- [Instructions for the task]:
Set down the material below in full, matching it exactly.

- [Records shown]:
►

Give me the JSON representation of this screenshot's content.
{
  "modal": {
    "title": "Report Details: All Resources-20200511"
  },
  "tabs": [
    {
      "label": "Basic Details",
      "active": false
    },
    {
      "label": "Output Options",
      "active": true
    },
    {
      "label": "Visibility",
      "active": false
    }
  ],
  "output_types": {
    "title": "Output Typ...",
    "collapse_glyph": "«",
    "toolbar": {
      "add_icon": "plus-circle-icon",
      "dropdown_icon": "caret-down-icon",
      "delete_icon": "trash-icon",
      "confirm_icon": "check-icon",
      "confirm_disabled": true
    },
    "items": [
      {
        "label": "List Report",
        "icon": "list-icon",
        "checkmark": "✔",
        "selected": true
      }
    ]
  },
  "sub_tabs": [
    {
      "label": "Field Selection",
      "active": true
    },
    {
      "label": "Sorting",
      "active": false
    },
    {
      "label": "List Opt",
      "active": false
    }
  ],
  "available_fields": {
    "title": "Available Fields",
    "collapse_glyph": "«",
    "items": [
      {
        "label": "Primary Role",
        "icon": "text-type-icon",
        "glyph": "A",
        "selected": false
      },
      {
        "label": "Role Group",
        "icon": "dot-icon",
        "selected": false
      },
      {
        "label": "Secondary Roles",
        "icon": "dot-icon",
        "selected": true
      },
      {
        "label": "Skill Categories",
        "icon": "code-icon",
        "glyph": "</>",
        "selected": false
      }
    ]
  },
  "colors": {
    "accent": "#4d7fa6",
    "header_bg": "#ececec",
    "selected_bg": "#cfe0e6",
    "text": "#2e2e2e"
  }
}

◄

- [The answer]:
Give me the JSON representation of this screenshot's content.
{
  "modal": {
    "title": "Report Details: All Resources-20200511"
  },
  "tabs": [
    {
      "label": "Basic Details",
      "active": false
    },
    {
      "label": "Output Options",
      "active": true
    },
    {
      "label": "Visibility",
      "active": false
    }
  ],
  "output_types": {
    "title": "Output Typ...",
    "collapse_glyph": "«",
    "toolbar": {
      "add_icon": "plus-circle-icon",
      "dropdown_icon": "caret-down-icon",
      "delete_icon": "trash-icon",
      "confirm_icon": "check-icon",
      "confirm_disabled": true
    },
    "items": [
      {
        "label": "List Report",
        "icon": "list-icon",
        "checkmark": "✔",
        "selected": true
      }
    ]
  },
  "sub_tabs": [
    {
      "label": "Field Selection",
      "active": true
    },
    {
      "label": "Sorting",
      "active": false
    },
    {
      "label": "List Opt",
      "active": false
    }
  ],
  "available_fields": {
    "title": "Available Fields",
    "collapse_glyph": "«",
    "items": [
      {
        "label": "Primary Role",
        "icon": "text-type-icon",
        "glyph": "A",
        "selected": false
      },
      {
        "label": "Role Group",
        "icon": "dot-icon",
        "selected": false
      },
      {
        "label": "Secondary Roles",
        "icon": "dot-icon",
        "selected": true
      },
      {
        "label": "Skill Categories",
        "icon": "code-icon",
        "glyph": "</>",
        "selected": false
      }
    ]
  },
  "colors": {
    "accent": "#4d7fa6",
    "header_bg": "#ececec",
    "selected_bg": "#cfe0e6",
    "text": "#2e2e2e"
  }
}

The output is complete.